**Task to complete:**
How many lines hold the string "request"? Give only the number.

**Provided data:**
▬▬▬
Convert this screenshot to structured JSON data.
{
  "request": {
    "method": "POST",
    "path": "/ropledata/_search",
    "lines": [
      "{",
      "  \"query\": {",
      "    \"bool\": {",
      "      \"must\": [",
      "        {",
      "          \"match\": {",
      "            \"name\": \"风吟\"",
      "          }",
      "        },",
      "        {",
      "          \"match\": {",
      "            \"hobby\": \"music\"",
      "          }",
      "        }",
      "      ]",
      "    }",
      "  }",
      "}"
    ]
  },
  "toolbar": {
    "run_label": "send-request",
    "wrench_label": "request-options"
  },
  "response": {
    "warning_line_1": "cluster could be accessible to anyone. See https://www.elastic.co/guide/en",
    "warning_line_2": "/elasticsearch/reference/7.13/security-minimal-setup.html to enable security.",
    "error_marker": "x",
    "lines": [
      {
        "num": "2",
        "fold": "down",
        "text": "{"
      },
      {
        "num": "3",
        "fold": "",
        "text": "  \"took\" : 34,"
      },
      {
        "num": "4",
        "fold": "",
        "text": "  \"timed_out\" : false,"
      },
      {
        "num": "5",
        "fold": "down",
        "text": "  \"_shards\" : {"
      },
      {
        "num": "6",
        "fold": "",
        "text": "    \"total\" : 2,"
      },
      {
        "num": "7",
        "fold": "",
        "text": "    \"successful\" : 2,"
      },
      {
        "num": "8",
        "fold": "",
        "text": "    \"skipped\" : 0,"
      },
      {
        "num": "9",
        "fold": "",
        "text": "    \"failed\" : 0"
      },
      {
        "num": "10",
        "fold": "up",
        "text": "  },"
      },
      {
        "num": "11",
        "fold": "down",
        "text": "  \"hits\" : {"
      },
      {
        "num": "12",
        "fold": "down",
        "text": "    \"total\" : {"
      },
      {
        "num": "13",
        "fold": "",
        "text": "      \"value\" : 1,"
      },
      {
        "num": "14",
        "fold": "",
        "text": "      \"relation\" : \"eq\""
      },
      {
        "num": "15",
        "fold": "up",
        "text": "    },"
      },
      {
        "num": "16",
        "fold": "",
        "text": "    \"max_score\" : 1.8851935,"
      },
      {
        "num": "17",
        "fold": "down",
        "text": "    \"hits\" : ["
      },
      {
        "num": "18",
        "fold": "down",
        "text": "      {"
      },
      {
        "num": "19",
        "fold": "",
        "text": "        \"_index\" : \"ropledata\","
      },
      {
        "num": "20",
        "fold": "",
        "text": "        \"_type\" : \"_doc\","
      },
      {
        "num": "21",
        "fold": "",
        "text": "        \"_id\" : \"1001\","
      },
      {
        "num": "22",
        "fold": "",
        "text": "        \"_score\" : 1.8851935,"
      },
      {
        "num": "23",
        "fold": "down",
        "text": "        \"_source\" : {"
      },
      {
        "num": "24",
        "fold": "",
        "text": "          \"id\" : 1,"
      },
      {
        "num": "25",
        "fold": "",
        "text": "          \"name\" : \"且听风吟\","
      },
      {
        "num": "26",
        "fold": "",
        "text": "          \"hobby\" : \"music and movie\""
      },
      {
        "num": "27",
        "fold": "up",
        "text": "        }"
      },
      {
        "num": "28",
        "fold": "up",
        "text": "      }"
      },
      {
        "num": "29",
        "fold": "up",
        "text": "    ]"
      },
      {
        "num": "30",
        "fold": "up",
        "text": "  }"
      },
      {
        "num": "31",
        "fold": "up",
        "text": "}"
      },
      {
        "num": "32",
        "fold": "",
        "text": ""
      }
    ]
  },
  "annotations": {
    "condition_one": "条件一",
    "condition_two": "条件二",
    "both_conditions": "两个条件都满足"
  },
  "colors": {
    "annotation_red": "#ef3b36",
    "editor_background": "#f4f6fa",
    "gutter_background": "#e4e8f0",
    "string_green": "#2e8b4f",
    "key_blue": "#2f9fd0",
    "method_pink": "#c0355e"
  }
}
▬▬▬
**Correct output:**
3